▶ [Task input]
================================
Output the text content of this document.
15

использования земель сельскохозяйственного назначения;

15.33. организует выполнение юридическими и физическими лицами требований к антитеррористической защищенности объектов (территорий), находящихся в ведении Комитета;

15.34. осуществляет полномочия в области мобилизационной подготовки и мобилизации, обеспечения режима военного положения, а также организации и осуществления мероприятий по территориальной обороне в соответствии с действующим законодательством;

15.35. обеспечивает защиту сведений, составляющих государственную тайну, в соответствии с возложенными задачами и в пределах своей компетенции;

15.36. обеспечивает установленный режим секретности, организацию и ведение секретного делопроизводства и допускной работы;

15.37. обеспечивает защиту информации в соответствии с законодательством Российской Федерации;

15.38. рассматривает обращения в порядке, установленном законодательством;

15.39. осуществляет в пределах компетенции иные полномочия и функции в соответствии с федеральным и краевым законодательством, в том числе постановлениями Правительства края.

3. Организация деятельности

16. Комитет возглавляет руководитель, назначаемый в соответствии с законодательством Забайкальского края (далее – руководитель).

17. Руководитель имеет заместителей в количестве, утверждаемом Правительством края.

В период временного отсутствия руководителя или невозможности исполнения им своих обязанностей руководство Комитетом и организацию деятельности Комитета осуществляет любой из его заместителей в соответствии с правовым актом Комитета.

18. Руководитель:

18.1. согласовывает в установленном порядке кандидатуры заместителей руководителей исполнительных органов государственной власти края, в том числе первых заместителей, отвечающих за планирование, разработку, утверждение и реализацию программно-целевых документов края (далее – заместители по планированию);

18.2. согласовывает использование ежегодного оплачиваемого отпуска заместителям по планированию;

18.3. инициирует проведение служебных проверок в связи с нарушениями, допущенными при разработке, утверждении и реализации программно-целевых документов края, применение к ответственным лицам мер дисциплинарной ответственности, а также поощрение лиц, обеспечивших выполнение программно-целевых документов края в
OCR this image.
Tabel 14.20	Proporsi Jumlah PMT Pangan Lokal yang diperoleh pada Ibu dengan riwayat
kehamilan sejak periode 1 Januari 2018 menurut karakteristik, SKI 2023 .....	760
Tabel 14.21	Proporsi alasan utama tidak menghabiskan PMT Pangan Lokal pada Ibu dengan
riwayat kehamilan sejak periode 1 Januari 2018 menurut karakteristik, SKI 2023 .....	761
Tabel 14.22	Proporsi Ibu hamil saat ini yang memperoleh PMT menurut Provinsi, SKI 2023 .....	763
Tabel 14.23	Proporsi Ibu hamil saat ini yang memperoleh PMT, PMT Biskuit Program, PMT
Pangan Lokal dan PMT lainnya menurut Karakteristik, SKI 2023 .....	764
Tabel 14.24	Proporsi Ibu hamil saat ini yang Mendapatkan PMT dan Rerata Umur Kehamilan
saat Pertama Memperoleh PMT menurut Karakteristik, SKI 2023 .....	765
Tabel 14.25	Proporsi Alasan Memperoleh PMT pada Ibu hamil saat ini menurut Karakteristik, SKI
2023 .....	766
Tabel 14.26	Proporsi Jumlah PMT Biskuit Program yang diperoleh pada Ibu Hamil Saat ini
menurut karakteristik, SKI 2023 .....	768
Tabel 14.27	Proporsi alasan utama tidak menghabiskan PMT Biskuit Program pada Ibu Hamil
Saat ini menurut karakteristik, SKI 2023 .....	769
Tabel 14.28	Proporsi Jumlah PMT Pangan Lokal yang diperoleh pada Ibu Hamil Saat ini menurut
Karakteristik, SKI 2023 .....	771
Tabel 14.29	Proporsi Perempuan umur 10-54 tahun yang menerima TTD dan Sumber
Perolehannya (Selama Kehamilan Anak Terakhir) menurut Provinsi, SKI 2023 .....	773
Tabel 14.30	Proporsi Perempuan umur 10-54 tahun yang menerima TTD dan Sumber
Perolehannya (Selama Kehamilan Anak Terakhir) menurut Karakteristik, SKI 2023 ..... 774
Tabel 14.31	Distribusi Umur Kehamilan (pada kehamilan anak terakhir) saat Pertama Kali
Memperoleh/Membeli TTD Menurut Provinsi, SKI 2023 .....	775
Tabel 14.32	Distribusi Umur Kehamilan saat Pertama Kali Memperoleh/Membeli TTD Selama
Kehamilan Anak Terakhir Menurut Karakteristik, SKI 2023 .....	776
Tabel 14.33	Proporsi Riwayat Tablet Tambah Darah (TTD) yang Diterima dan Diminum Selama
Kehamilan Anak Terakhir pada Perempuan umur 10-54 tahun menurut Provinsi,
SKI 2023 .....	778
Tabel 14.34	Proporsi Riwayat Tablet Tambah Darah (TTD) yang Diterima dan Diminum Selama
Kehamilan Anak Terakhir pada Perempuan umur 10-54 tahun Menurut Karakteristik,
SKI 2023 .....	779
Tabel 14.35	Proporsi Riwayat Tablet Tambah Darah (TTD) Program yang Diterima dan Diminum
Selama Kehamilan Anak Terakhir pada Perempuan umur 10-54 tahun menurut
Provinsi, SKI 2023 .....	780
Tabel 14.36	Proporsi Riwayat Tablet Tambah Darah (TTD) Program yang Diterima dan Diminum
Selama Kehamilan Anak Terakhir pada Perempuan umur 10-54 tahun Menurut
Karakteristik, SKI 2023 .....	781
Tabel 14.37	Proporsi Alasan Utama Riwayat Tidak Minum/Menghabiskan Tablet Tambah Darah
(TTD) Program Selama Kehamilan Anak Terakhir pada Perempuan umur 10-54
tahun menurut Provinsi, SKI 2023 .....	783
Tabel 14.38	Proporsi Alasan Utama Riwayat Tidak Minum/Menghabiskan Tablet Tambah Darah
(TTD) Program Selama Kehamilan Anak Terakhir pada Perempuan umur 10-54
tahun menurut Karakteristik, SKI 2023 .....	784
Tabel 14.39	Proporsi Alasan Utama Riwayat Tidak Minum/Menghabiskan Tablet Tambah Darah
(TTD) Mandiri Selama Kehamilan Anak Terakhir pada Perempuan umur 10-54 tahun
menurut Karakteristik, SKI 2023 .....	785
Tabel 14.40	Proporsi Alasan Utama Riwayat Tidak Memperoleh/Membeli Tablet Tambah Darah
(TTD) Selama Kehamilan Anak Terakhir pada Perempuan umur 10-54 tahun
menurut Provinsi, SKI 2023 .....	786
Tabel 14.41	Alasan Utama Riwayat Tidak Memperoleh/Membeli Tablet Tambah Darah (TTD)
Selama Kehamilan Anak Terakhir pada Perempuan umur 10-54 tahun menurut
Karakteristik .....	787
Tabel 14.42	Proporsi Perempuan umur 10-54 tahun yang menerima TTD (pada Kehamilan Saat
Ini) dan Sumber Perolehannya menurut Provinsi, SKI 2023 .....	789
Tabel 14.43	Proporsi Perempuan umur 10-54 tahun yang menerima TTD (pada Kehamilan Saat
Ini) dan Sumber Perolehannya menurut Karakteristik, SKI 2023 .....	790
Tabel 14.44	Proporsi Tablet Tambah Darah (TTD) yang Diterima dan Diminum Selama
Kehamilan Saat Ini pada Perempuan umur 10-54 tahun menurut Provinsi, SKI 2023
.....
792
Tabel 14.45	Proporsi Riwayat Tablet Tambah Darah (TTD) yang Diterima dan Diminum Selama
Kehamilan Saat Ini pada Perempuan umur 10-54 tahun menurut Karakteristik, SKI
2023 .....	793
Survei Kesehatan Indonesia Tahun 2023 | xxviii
================================
▶ [What the task asks] Exactly reproduce the material above.

▶ [Response to the task]
Output the text content of this document.
15

использования земель сельскохозяйственного назначения;

15.33. организует выполнение юридическими и физическими лицами требований к антитеррористической защищенности объектов (территорий), находящихся в ведении Комитета;

15.34. осуществляет полномочия в области мобилизационной подготовки и мобилизации, обеспечения режима военного положения, а также организации и осуществления мероприятий по территориальной обороне в соответствии с действующим законодательством;

15.35. обеспечивает защиту сведений, составляющих государственную тайну, в соответствии с возложенными задачами и в пределах своей компетенции;

15.36. обеспечивает установленный режим секретности, организацию и ведение секретного делопроизводства и допускной работы;

15.37. обеспечивает защиту информации в соответствии с законодательством Российской Федерации;

15.38. рассматривает обращения в порядке, установленном законодательством;

15.39. осуществляет в пределах компетенции иные полномочия и функции в соответствии с федеральным и краевым законодательством, в том числе постановлениями Правительства края.

3. Организация деятельности

16. Комитет возглавляет руководитель, назначаемый в соответствии с законодательством Забайкальского края (далее – руководитель).

17. Руководитель имеет заместителей в количестве, утверждаемом Правительством края.

В период временного отсутствия руководителя или невозможности исполнения им своих обязанностей руководство Комитетом и организацию деятельности Комитета осуществляет любой из его заместителей в соответствии с правовым актом Комитета.

18. Руководитель:

18.1. согласовывает в установленном порядке кандидатуры заместителей руководителей исполнительных органов государственной власти края, в том числе первых заместителей, отвечающих за планирование, разработку, утверждение и реализацию программно-целевых документов края (далее – заместители по планированию);

18.2. согласовывает использование ежегодного оплачиваемого отпуска заместителям по планированию;

18.3. инициирует проведение служебных проверок в связи с нарушениями, допущенными при разработке, утверждении и реализации программно-целевых документов края, применение к ответственным лицам мер дисциплинарной ответственности, а также поощрение лиц, обеспечивших выполнение программно-целевых документов края в
OCR this image.
Tabel 14.20	Proporsi Jumlah PMT Pangan Lokal yang diperoleh pada Ibu dengan riwayat
kehamilan sejak periode 1 Januari 2018 menurut karakteristik, SKI 2023 .....	760
Tabel 14.21	Proporsi alasan utama tidak menghabiskan PMT Pangan Lokal pada Ibu dengan
riwayat kehamilan sejak periode 1 Januari 2018 menurut karakteristik, SKI 2023 .....	761
Tabel 14.22	Proporsi Ibu hamil saat ini yang memperoleh PMT menurut Provinsi, SKI 2023 .....	763
Tabel 14.23	Proporsi Ibu hamil saat ini yang memperoleh PMT, PMT Biskuit Program, PMT
Pangan Lokal dan PMT lainnya menurut Karakteristik, SKI 2023 .....	764
Tabel 14.24	Proporsi Ibu hamil saat ini yang Mendapatkan PMT dan Rerata Umur Kehamilan
saat Pertama Memperoleh PMT menurut Karakteristik, SKI 2023 .....	765
Tabel 14.25	Proporsi Alasan Memperoleh PMT pada Ibu hamil saat ini menurut Karakteristik, SKI
2023 .....	766
Tabel 14.26	Proporsi Jumlah PMT Biskuit Program yang diperoleh pada Ibu Hamil Saat ini
menurut karakteristik, SKI 2023 .....	768
Tabel 14.27	Proporsi alasan utama tidak menghabiskan PMT Biskuit Program pada Ibu Hamil
Saat ini menurut karakteristik, SKI 2023 .....	769
Tabel 14.28	Proporsi Jumlah PMT Pangan Lokal yang diperoleh pada Ibu Hamil Saat ini menurut
Karakteristik, SKI 2023 .....	771
Tabel 14.29	Proporsi Perempuan umur 10-54 tahun yang menerima TTD dan Sumber
Perolehannya (Selama Kehamilan Anak Terakhir) menurut Provinsi, SKI 2023 .....	773
Tabel 14.30	Proporsi Perempuan umur 10-54 tahun yang menerima TTD dan Sumber
Perolehannya (Selama Kehamilan Anak Terakhir) menurut Karakteristik, SKI 2023 ..... 774
Tabel 14.31	Distribusi Umur Kehamilan (pada kehamilan anak terakhir) saat Pertama Kali
Memperoleh/Membeli TTD Menurut Provinsi, SKI 2023 .....	775
Tabel 14.32	Distribusi Umur Kehamilan saat Pertama Kali Memperoleh/Membeli TTD Selama
Kehamilan Anak Terakhir Menurut Karakteristik, SKI 2023 .....	776
Tabel 14.33	Proporsi Riwayat Tablet Tambah Darah (TTD) yang Diterima dan Diminum Selama
Kehamilan Anak Terakhir pada Perempuan umur 10-54 tahun menurut Provinsi,
SKI 2023 .....	778
Tabel 14.34	Proporsi Riwayat Tablet Tambah Darah (TTD) yang Diterima dan Diminum Selama
Kehamilan Anak Terakhir pada Perempuan umur 10-54 tahun Menurut Karakteristik,
SKI 2023 .....	779
Tabel 14.35	Proporsi Riwayat Tablet Tambah Darah (TTD) Program yang Diterima dan Diminum
Selama Kehamilan Anak Terakhir pada Perempuan umur 10-54 tahun menurut
Provinsi, SKI 2023 .....	780
Tabel 14.36	Proporsi Riwayat Tablet Tambah Darah (TTD) Program yang Diterima dan Diminum
Selama Kehamilan Anak Terakhir pada Perempuan umur 10-54 tahun Menurut
Karakteristik, SKI 2023 .....	781
Tabel 14.37	Proporsi Alasan Utama Riwayat Tidak Minum/Menghabiskan Tablet Tambah Darah
(TTD) Program Selama Kehamilan Anak Terakhir pada Perempuan umur 10-54
tahun menurut Provinsi, SKI 2023 .....	783
Tabel 14.38	Proporsi Alasan Utama Riwayat Tidak Minum/Menghabiskan Tablet Tambah Darah
(TTD) Program Selama Kehamilan Anak Terakhir pada Perempuan umur 10-54
tahun menurut Karakteristik, SKI 2023 .....	784
Tabel 14.39	Proporsi Alasan Utama Riwayat Tidak Minum/Menghabiskan Tablet Tambah Darah
(TTD) Mandiri Selama Kehamilan Anak Terakhir pada Perempuan umur 10-54 tahun
menurut Karakteristik, SKI 2023 .....	785
Tabel 14.40	Proporsi Alasan Utama Riwayat Tidak Memperoleh/Membeli Tablet Tambah Darah
(TTD) Selama Kehamilan Anak Terakhir pada Perempuan umur 10-54 tahun
menurut Provinsi, SKI 2023 .....	786
Tabel 14.41	Alasan Utama Riwayat Tidak Memperoleh/Membeli Tablet Tambah Darah (TTD)
Selama Kehamilan Anak Terakhir pada Perempuan umur 10-54 tahun menurut
Karakteristik .....	787
Tabel 14.42	Proporsi Perempuan umur 10-54 tahun yang menerima TTD (pada Kehamilan Saat
Ini) dan Sumber Perolehannya menurut Provinsi, SKI 2023 .....	789
Tabel 14.43	Proporsi Perempuan umur 10-54 tahun yang menerima TTD (pada Kehamilan Saat
Ini) dan Sumber Perolehannya menurut Karakteristik, SKI 2023 .....	790
Tabel 14.44	Proporsi Tablet Tambah Darah (TTD) yang Diterima dan Diminum Selama
Kehamilan Saat Ini pada Perempuan umur 10-54 tahun menurut Provinsi, SKI 2023
.....
792
Tabel 14.45	Proporsi Riwayat Tablet Tambah Darah (TTD) yang Diterima dan Diminum Selama
Kehamilan Saat Ini pada Perempuan umur 10-54 tahun menurut Karakteristik, SKI
2023 .....	793
Survei Kesehatan Indonesia Tahun 2023 | xxviii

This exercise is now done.